● Dataset items

────────────────────────────────────────

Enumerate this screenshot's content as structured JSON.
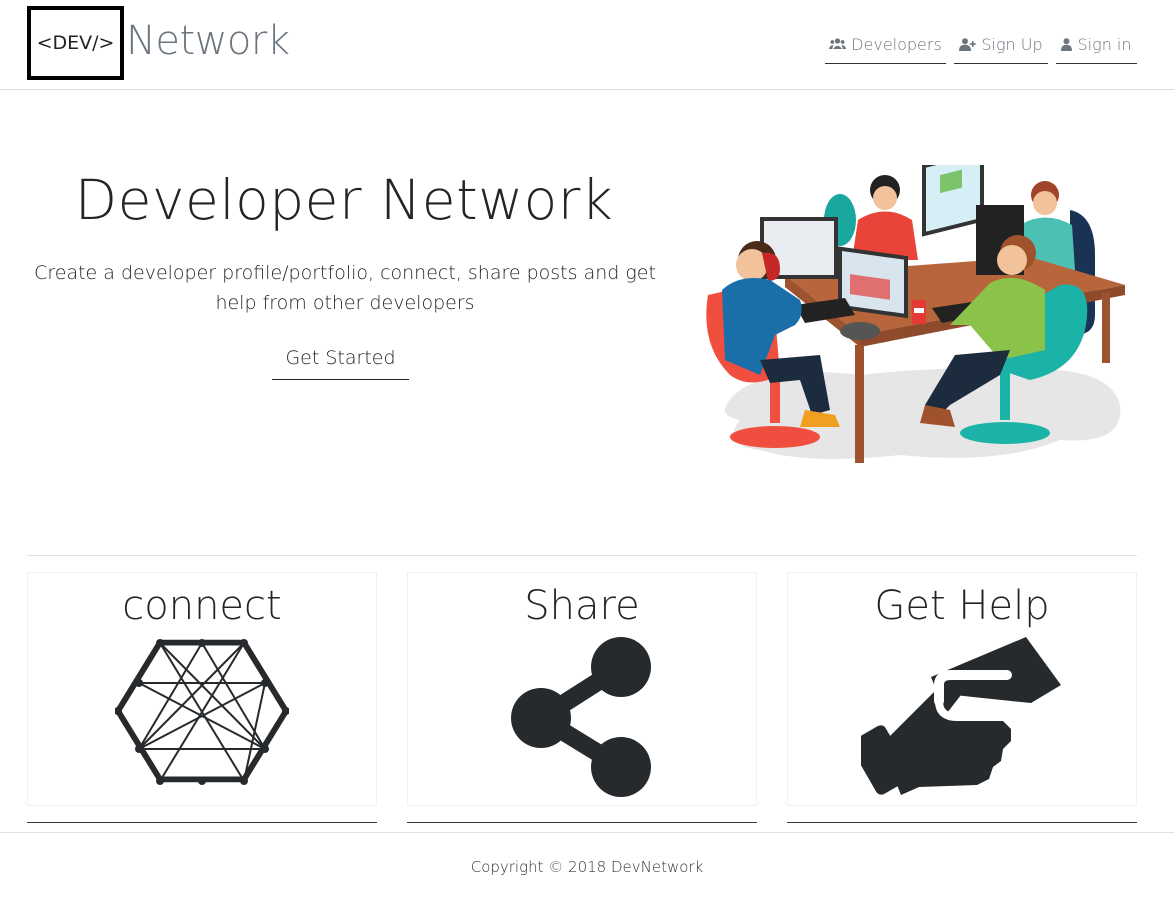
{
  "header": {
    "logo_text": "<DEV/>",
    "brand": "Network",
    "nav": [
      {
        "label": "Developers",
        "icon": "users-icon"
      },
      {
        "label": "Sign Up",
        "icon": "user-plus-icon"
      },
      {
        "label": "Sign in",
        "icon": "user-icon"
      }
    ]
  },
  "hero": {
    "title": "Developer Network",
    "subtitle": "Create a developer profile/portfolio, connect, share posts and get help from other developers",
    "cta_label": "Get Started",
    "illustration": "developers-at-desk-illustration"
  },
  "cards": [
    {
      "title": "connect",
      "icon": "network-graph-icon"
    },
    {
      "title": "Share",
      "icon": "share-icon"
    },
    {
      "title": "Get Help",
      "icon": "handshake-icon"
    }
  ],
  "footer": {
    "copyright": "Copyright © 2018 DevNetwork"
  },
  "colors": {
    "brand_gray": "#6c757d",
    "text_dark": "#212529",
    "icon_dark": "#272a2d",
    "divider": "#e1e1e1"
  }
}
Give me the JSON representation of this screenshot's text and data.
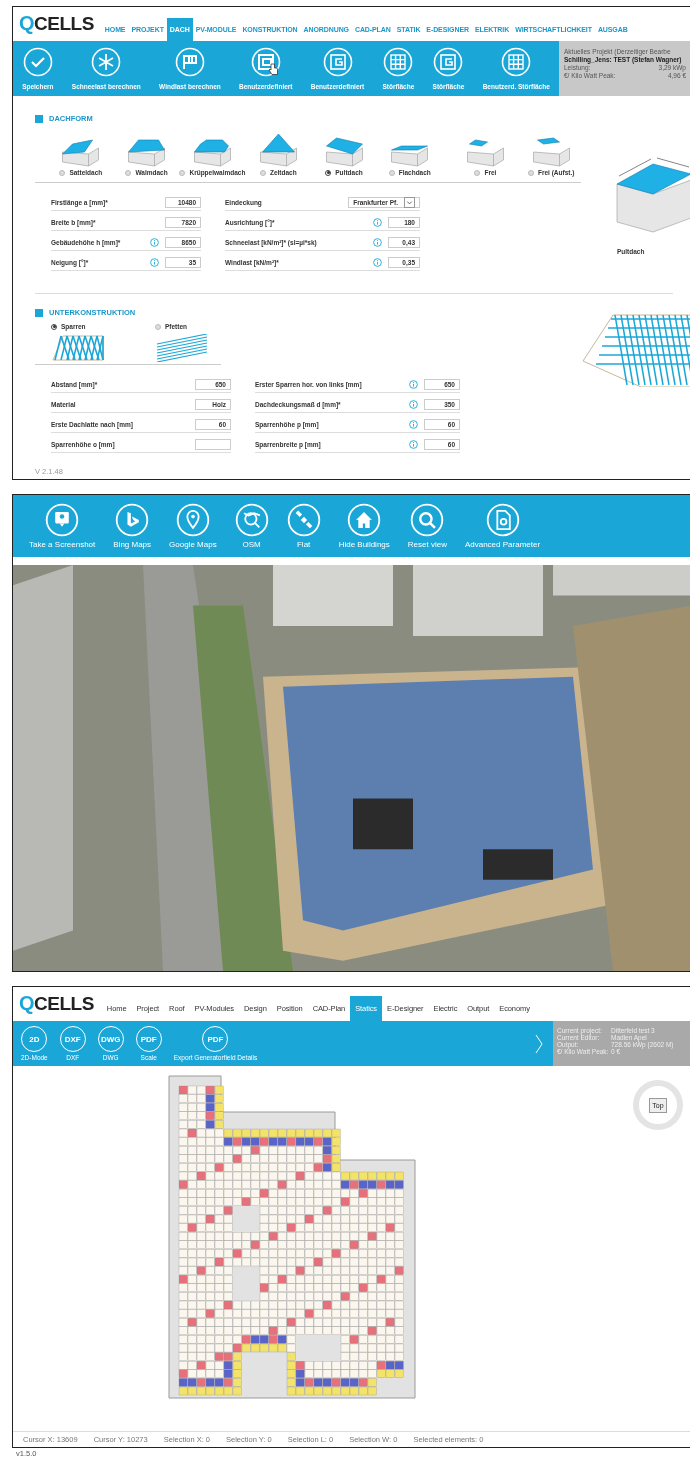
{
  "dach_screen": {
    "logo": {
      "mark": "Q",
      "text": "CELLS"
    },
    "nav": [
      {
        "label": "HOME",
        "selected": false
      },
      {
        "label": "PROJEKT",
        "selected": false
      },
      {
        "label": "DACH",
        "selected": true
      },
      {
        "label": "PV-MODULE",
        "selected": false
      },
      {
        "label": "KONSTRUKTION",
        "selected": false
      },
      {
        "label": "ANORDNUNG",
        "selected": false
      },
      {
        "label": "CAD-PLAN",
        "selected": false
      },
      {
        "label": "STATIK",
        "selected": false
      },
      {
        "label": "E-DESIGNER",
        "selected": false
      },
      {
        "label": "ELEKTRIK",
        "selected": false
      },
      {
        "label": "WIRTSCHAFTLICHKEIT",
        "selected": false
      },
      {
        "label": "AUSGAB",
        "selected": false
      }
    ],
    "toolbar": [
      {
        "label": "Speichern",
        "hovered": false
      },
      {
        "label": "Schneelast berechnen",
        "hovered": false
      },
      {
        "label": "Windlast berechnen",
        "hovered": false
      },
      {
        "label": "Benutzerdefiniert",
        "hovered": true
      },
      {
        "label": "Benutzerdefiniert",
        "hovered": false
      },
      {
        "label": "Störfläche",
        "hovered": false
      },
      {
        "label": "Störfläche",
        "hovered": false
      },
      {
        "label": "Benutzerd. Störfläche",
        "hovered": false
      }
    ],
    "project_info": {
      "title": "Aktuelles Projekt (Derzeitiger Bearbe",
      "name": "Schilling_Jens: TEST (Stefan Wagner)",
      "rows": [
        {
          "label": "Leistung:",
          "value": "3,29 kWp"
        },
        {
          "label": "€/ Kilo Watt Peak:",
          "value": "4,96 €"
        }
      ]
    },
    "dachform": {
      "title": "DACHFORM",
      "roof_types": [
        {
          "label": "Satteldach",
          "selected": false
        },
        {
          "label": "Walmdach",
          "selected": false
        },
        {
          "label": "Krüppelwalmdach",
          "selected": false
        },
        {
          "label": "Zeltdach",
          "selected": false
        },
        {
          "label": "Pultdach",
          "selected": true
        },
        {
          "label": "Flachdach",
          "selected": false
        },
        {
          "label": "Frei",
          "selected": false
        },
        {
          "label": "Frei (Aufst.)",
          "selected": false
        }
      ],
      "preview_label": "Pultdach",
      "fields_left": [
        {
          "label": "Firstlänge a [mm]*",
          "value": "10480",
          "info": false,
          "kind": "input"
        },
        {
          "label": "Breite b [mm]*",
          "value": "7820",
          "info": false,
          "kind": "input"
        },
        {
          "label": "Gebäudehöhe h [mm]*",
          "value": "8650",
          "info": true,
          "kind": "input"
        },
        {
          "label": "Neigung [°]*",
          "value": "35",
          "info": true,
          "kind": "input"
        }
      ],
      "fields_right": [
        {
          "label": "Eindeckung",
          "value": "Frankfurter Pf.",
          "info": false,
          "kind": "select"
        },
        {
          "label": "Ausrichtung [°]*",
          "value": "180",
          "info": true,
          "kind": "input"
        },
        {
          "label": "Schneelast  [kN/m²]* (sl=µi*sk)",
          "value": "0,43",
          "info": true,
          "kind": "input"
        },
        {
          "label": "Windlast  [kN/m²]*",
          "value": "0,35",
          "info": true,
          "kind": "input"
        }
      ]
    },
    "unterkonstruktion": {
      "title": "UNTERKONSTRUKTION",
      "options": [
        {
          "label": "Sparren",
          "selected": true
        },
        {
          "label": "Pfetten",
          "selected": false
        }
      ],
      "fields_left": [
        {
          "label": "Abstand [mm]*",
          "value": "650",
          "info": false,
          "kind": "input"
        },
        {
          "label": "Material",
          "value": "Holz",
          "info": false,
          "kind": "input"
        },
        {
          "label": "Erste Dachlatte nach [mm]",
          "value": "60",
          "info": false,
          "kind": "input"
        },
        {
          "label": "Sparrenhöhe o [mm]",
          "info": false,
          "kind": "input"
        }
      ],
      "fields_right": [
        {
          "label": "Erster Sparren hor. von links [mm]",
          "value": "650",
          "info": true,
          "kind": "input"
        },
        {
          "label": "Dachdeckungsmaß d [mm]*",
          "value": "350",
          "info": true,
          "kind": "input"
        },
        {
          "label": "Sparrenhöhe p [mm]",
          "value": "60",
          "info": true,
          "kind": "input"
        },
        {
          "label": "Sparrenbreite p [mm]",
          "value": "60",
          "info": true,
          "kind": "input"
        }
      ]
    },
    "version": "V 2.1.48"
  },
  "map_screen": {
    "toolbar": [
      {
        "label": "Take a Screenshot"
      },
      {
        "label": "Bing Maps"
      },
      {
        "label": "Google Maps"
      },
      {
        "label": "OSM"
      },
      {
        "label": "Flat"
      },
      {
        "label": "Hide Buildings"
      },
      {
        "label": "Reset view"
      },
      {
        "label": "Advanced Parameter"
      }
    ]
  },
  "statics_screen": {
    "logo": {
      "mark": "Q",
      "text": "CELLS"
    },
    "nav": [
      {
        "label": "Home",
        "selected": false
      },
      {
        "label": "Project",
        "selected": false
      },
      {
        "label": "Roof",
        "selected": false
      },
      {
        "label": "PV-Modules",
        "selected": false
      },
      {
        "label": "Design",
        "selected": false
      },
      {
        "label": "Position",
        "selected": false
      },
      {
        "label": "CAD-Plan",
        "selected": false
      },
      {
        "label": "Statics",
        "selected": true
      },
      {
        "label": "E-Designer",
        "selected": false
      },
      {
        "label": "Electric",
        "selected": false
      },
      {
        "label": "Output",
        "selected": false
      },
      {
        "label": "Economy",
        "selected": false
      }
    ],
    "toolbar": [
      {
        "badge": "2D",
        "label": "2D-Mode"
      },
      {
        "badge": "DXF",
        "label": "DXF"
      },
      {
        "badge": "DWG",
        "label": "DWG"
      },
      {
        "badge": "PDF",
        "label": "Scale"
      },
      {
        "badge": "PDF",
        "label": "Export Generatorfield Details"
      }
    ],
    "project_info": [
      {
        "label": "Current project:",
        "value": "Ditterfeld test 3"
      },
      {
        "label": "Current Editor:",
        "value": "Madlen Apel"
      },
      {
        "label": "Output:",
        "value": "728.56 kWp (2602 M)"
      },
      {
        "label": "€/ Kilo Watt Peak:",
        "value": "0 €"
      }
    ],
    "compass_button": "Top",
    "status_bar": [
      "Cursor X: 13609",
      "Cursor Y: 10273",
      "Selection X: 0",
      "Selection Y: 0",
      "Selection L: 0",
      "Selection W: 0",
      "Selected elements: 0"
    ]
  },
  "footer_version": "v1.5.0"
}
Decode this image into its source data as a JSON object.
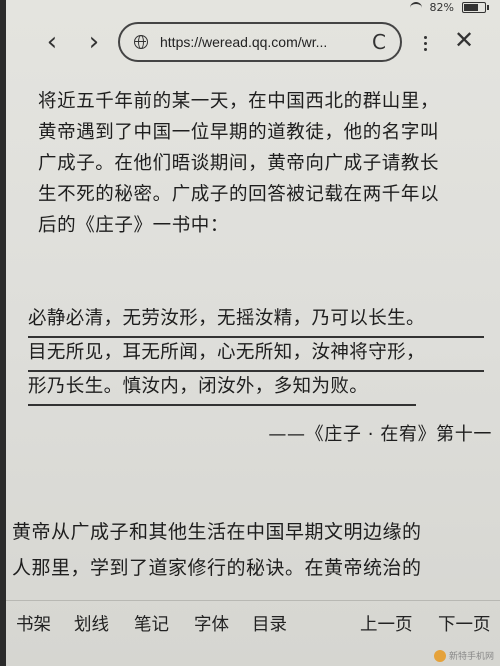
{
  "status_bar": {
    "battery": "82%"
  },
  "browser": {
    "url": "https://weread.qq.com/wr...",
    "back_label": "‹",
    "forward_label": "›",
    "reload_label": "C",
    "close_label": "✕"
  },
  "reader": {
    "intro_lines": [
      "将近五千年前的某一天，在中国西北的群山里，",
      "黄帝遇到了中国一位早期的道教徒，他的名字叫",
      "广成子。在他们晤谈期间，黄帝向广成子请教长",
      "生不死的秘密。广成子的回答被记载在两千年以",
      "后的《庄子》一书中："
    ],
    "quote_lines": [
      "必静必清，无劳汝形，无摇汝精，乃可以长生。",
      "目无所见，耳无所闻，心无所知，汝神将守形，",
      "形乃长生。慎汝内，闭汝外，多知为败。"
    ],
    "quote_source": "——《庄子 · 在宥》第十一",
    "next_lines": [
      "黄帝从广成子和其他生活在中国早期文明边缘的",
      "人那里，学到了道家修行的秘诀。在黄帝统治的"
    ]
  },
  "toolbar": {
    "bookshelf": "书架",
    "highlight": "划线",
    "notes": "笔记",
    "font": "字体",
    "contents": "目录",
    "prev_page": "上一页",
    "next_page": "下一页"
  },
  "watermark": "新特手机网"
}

────────────────────────────────────────

● What to do
Copy all lines in the listing above where the string "Watt" appears.

● Solution to this task
          "label": "€/ Kilo Watt Peak:",
        "label": "€/ Kilo Watt Peak:",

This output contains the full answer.